■ Selected passage ■
===============
We review the agency’s denial of a motion to reconsider for an abuse of discretion. Al Milaji, 551 F.3d at 774 (citing Aneyoue, 478 F.3d at 907). When reviewing the denial of a motion to reconsider, “we will find an abuse of discretion if the denial was made without a rational explanation, inexplicably departed from established policies, or rested on an impermissible basis (such as race).” Boudaguian v. Ashcroft, 376 F.3d 825, 828 (8th Cir. 2004) (quoting Zhang v. INS, 348 F.3d 289, 293 (1st Cir. 2003) ). To satisfy the requirement to offer a “rational explanation,” the BIA need not revisit in detail every issue raised concerning the original order. See Averianova, 592 F.3d at 936 (quoting Barragan–Verduzco v. INS, 777 F.2d 424, 426 (8th Cir. 1985) ) (explaining that the BIA has “no duty to write an exegesis on every contention”). Instead, the BIA’s obligation is to “consider the issues raised and announce its decision in terms sufficient to enable a reviewing court to perceive that it has heard and thought and not merely reacted.” Camarillo-Jose v. Holder, 676 F.3d 1140, 1143 (8th Cir. 2012) (internal quotation mark omitted) (quoting Averianova, 592 F.3d at 936).

We conclude that the BIA satisfied its obligation to provide a “rational explanation” for its original decision to deny Camacho relief when it denied Camacho’s motion to reconsider.2 In the BIA’s original consideration of DHS’s appeal it was required to review for clear error findings of fact, including determinations of credibility, made by the Immigration Judge. 8 C.F.R. § 1003.1(d)(3)(i). The BIA could review de novo issues of law, judgment, and discretion. 8 C.F.R. § 1003.1(d)(3)(ii).
===============
■ Element location listings ■
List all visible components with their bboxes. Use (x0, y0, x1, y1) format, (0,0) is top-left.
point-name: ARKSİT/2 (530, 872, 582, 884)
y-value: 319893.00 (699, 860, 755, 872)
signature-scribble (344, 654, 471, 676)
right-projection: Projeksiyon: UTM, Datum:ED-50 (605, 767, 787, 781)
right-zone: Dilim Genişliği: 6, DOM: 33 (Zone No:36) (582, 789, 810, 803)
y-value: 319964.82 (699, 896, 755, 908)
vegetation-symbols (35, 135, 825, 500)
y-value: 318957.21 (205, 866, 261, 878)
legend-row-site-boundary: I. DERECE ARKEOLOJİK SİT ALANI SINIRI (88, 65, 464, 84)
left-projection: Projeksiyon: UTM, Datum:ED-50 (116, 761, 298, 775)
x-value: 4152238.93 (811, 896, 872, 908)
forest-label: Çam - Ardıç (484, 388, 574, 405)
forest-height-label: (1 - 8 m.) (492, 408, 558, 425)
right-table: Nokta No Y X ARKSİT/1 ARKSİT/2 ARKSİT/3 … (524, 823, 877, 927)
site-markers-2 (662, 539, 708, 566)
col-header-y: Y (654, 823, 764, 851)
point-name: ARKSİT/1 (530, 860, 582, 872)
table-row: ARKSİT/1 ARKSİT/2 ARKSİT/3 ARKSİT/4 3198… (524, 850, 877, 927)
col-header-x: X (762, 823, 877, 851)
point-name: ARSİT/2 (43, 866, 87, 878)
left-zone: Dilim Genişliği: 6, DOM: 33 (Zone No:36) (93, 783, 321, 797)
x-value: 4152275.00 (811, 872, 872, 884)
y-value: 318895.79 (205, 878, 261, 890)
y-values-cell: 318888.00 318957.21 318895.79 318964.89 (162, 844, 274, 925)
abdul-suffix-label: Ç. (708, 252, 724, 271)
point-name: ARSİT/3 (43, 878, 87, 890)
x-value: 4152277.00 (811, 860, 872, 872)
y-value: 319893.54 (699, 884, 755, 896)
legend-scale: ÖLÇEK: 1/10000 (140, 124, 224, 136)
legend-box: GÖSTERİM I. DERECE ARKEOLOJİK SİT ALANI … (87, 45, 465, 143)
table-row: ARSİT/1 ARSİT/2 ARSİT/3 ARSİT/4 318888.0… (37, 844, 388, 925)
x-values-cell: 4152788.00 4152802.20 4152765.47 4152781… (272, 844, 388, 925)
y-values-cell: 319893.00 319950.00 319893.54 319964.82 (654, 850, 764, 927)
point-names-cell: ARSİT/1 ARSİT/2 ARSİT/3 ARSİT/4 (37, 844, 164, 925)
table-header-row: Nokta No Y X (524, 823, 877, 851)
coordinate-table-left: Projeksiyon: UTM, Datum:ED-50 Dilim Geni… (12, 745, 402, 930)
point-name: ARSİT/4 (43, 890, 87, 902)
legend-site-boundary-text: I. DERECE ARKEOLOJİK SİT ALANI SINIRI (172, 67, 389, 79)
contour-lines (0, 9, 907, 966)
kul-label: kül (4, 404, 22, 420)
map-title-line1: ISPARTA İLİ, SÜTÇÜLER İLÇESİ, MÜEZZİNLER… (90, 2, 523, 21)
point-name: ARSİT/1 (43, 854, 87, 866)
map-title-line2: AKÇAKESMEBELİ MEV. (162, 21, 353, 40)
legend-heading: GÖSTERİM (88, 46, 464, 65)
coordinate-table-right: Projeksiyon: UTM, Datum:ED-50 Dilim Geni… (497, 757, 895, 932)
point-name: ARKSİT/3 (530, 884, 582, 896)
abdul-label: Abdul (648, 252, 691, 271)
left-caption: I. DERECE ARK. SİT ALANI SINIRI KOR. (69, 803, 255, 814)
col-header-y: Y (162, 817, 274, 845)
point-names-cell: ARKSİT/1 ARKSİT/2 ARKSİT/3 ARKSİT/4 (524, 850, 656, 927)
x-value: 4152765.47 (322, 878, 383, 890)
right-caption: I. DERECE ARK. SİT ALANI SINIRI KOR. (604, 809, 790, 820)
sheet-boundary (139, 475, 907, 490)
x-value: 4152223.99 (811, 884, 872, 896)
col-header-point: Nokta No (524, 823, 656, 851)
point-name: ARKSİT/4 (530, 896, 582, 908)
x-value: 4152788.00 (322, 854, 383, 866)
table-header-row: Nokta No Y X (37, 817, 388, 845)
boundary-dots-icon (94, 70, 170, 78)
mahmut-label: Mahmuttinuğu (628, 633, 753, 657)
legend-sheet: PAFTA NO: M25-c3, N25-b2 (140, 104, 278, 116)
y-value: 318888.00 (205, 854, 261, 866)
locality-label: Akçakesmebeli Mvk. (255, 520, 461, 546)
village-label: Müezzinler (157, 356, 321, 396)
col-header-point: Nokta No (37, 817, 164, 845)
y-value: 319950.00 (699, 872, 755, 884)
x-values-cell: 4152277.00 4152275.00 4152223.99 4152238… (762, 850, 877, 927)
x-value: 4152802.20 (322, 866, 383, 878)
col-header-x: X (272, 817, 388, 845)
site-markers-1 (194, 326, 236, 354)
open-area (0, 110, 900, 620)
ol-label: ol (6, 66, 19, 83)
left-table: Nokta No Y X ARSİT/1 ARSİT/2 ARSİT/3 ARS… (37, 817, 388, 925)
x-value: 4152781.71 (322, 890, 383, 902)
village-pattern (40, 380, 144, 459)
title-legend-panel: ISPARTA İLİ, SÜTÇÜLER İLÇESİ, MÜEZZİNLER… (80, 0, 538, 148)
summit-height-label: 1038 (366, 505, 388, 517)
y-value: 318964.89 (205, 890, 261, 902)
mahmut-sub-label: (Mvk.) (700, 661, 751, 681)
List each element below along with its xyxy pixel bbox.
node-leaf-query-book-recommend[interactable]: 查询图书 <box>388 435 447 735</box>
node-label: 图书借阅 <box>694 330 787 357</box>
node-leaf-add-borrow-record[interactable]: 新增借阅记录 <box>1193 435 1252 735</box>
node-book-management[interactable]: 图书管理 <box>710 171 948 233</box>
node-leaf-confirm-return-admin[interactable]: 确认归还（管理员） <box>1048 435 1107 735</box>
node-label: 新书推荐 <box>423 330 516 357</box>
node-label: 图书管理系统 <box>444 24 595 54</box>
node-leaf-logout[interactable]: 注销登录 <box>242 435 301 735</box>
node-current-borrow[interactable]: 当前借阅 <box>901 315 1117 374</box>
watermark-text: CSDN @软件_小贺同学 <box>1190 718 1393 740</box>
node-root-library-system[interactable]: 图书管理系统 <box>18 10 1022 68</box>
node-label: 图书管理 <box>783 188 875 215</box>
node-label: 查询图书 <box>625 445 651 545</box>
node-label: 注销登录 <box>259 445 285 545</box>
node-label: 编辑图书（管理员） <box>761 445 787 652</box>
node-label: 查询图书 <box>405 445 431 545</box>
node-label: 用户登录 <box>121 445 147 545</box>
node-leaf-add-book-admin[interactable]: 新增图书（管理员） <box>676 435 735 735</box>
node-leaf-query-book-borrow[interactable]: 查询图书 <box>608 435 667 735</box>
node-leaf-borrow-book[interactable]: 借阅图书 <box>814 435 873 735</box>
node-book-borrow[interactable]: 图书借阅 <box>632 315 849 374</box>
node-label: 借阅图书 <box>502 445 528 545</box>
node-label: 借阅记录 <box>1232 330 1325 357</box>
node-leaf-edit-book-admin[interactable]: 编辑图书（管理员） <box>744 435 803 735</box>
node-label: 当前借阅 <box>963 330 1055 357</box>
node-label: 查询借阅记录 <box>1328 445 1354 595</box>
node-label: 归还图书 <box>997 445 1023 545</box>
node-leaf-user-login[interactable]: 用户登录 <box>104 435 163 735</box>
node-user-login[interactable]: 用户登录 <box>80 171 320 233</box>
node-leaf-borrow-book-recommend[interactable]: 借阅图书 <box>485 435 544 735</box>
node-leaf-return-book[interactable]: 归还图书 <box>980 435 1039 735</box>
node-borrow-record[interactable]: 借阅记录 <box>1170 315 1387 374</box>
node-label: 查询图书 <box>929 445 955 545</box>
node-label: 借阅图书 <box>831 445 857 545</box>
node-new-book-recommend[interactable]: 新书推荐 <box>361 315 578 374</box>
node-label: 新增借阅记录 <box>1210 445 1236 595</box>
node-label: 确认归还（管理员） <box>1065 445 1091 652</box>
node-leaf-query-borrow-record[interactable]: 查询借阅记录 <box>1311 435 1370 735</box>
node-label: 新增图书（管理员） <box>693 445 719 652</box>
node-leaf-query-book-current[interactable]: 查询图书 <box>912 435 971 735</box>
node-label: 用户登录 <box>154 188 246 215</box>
===============
■ Problems to solve ■
- 1) In the court opinion passage, what standard does the BIA use to review an Immigration Judge's credibility determinations?
- 2) Reproduce the court opinion passage word for word, starting with "We conclude that" and going on through "8 C.F.R. § 1003.1(d)(3)(ii).".

■ Answer list ■
- 1) Clear error.

- 2)
We conclude that the BIA satisfied its obligation to provide a “rational explanation” for its original decision to deny Camacho relief when it denied Camacho’s motion to reconsider.2 In the BIA’s original consideration of DHS’s appeal it was required to review for clear error findings of fact, including determinations of credibility, made by the Immigration Judge. 8 C.F.R. § 1003.1(d)(3)(i). The BIA could review de novo issues of law, judgment, and discretion. 8 C.F.R. § 1003.1(d)(3)(ii).